[Part of a data file]
_ _ _ _

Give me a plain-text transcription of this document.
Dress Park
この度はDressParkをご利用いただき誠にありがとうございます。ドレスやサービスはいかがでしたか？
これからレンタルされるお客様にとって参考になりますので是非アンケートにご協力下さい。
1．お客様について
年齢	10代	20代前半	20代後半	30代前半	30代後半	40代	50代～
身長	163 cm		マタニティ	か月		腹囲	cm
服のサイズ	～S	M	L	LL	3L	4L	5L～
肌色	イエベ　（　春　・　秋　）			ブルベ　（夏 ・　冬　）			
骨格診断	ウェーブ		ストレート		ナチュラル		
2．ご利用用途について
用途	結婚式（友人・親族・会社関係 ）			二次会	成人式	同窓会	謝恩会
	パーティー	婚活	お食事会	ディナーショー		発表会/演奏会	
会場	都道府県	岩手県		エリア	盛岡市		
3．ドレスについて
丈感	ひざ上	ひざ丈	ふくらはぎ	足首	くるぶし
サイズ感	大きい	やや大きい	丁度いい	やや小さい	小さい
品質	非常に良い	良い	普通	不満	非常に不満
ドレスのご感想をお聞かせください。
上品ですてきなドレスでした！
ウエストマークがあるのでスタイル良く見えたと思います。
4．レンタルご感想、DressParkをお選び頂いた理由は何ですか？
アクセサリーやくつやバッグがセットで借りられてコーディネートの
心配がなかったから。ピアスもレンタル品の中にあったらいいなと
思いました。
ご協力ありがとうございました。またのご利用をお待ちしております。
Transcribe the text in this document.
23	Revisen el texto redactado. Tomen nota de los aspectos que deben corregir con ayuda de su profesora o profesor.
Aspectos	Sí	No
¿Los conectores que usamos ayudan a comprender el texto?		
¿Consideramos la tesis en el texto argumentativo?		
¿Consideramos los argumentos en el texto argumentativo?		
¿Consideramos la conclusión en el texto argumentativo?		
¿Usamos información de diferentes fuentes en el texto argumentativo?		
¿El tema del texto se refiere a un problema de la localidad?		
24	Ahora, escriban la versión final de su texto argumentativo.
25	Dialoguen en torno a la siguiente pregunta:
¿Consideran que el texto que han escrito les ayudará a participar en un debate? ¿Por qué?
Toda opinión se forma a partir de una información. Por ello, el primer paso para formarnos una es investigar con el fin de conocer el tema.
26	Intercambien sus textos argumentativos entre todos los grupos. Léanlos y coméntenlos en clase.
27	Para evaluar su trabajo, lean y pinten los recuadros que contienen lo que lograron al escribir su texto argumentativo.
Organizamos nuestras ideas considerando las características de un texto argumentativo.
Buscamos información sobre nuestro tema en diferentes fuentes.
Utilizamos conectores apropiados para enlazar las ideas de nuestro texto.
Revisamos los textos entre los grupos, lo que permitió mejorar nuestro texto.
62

_ _ _ _

**What is required:** List every line above that contains the word "diferentes".

**In response:**
¿Usamos información de diferentes fuentes en el texto argumentativo?		
Buscamos información sobre nuestro tema en diferentes fuentes.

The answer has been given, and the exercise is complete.